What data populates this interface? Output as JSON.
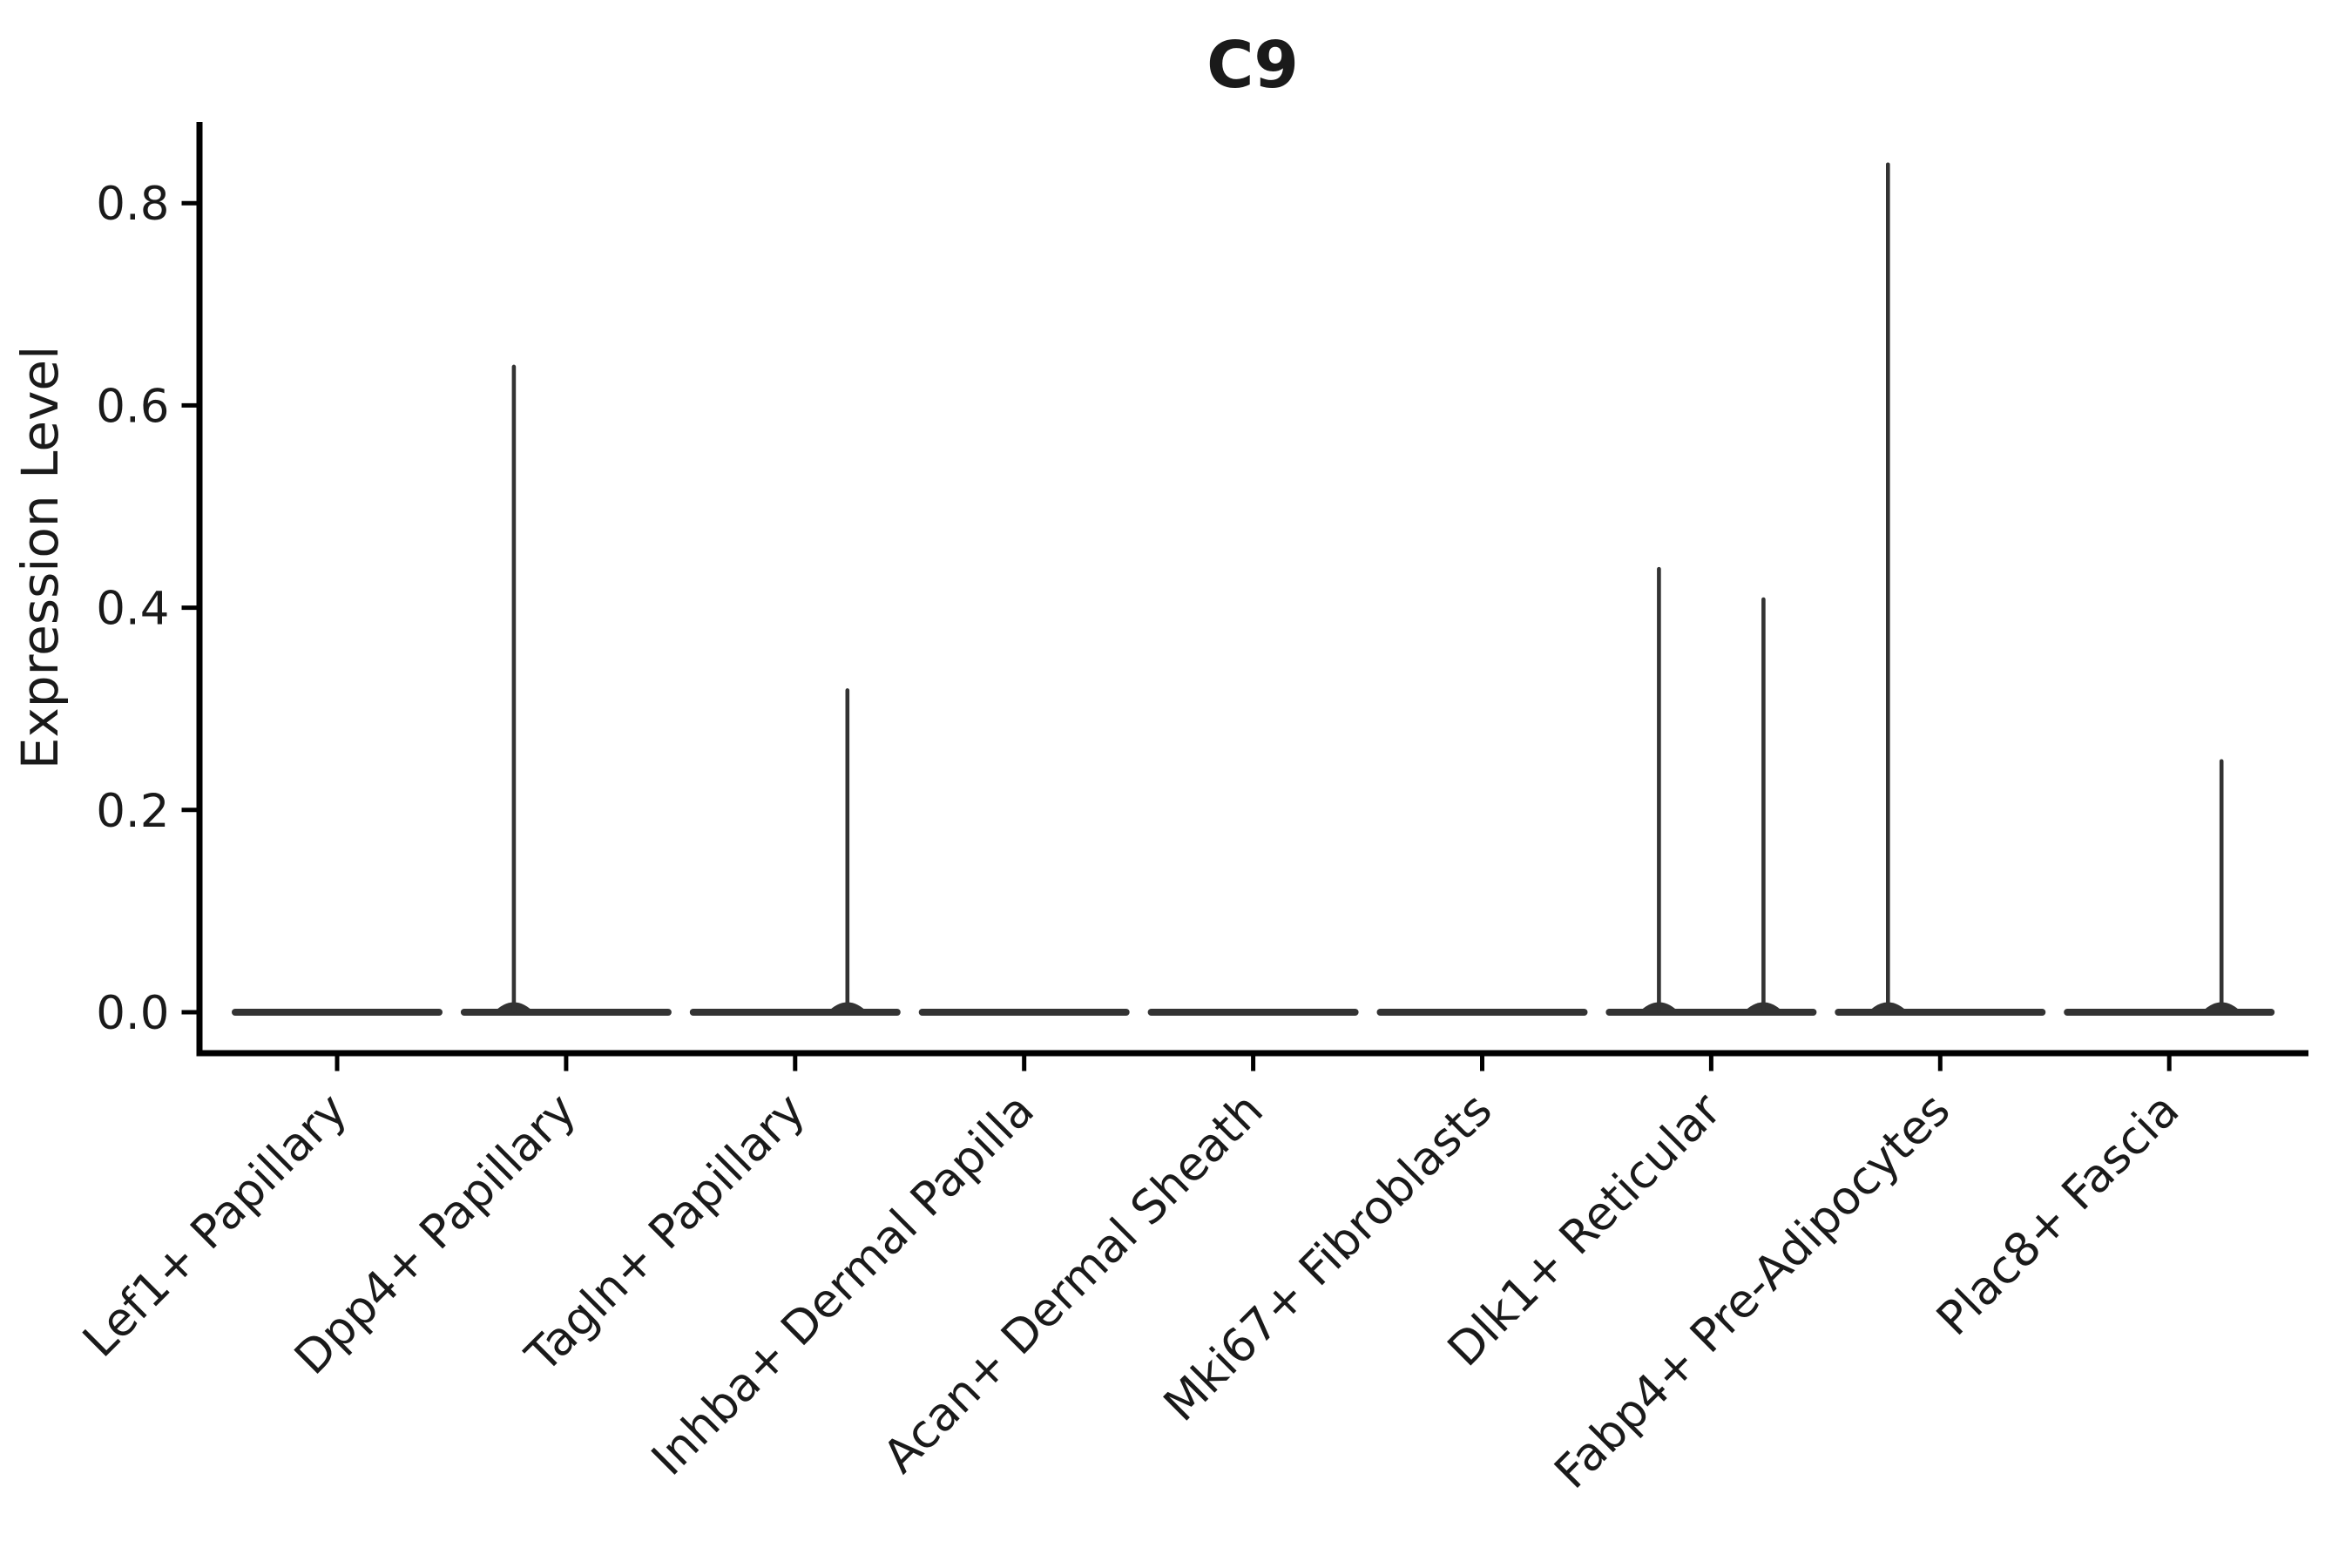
{
  "figure": {
    "title": "C9"
  },
  "chart_data": {
    "type": "violin",
    "title": "C9",
    "xlabel": "",
    "ylabel": "Expression Level",
    "ylim": [
      0,
      0.88
    ],
    "yticks": [
      0.0,
      0.2,
      0.4,
      0.6,
      0.8
    ],
    "ytick_labels": [
      "0.0",
      "0.2",
      "0.4",
      "0.6",
      "0.8"
    ],
    "grid": false,
    "legend_position": "none",
    "categories": [
      "Lef1+ Papillary",
      "Dpp4+ Papillary",
      "Tagln+ Papillary",
      "Inhba+ Dermal Papilla",
      "Acan+ Dermal Sheath",
      "Mki67+ Fibroblasts",
      "Dlk1+ Reticular",
      "Fabp4+ Pre-Adipocytes",
      "Plac8+ Fascia"
    ],
    "violins": [
      {
        "category": "Lef1+ Papillary",
        "baseline_value": 0.0,
        "spikes": []
      },
      {
        "category": "Dpp4+ Papillary",
        "baseline_value": 0.0,
        "spikes": [
          {
            "side": "left",
            "max_expression": 0.64
          }
        ]
      },
      {
        "category": "Tagln+ Papillary",
        "baseline_value": 0.0,
        "spikes": [
          {
            "side": "right",
            "max_expression": 0.32
          }
        ]
      },
      {
        "category": "Inhba+ Dermal Papilla",
        "baseline_value": 0.0,
        "spikes": []
      },
      {
        "category": "Acan+ Dermal Sheath",
        "baseline_value": 0.0,
        "spikes": []
      },
      {
        "category": "Mki67+ Fibroblasts",
        "baseline_value": 0.0,
        "spikes": []
      },
      {
        "category": "Dlk1+ Reticular",
        "baseline_value": 0.0,
        "spikes": [
          {
            "side": "left",
            "max_expression": 0.44
          },
          {
            "side": "right",
            "max_expression": 0.41
          }
        ]
      },
      {
        "category": "Fabp4+ Pre-Adipocytes",
        "baseline_value": 0.0,
        "spikes": [
          {
            "side": "left",
            "max_expression": 0.84
          }
        ]
      },
      {
        "category": "Plac8+ Fascia",
        "baseline_value": 0.0,
        "spikes": [
          {
            "side": "right",
            "max_expression": 0.25
          }
        ]
      }
    ],
    "colors": {
      "violin": "#333333",
      "axis": "#000000",
      "text": "#1a1a1a",
      "background": "#ffffff"
    }
  }
}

● ● ● ● ●

= What you should do =
Every entry above should be duplicated exactly. Do not include the images.

= Task output =
What data populates this interface? Output as JSON.
{
  "figure": {
    "title": "C9"
  },
  "chart_data": {
    "type": "violin",
    "title": "C9",
    "xlabel": "",
    "ylabel": "Expression Level",
    "ylim": [
      0,
      0.88
    ],
    "yticks": [
      0.0,
      0.2,
      0.4,
      0.6,
      0.8
    ],
    "ytick_labels": [
      "0.0",
      "0.2",
      "0.4",
      "0.6",
      "0.8"
    ],
    "grid": false,
    "legend_position": "none",
    "categories": [
      "Lef1+ Papillary",
      "Dpp4+ Papillary",
      "Tagln+ Papillary",
      "Inhba+ Dermal Papilla",
      "Acan+ Dermal Sheath",
      "Mki67+ Fibroblasts",
      "Dlk1+ Reticular",
      "Fabp4+ Pre-Adipocytes",
      "Plac8+ Fascia"
    ],
    "violins": [
      {
        "category": "Lef1+ Papillary",
        "baseline_value": 0.0,
        "spikes": []
      },
      {
        "category": "Dpp4+ Papillary",
        "baseline_value": 0.0,
        "spikes": [
          {
            "side": "left",
            "max_expression": 0.64
          }
        ]
      },
      {
        "category": "Tagln+ Papillary",
        "baseline_value": 0.0,
        "spikes": [
          {
            "side": "right",
            "max_expression": 0.32
          }
        ]
      },
      {
        "category": "Inhba+ Dermal Papilla",
        "baseline_value": 0.0,
        "spikes": []
      },
      {
        "category": "Acan+ Dermal Sheath",
        "baseline_value": 0.0,
        "spikes": []
      },
      {
        "category": "Mki67+ Fibroblasts",
        "baseline_value": 0.0,
        "spikes": []
      },
      {
        "category": "Dlk1+ Reticular",
        "baseline_value": 0.0,
        "spikes": [
          {
            "side": "left",
            "max_expression": 0.44
          },
          {
            "side": "right",
            "max_expression": 0.41
          }
        ]
      },
      {
        "category": "Fabp4+ Pre-Adipocytes",
        "baseline_value": 0.0,
        "spikes": [
          {
            "side": "left",
            "max_expression": 0.84
          }
        ]
      },
      {
        "category": "Plac8+ Fascia",
        "baseline_value": 0.0,
        "spikes": [
          {
            "side": "right",
            "max_expression": 0.25
          }
        ]
      }
    ],
    "colors": {
      "violin": "#333333",
      "axis": "#000000",
      "text": "#1a1a1a",
      "background": "#ffffff"
    }
  }
}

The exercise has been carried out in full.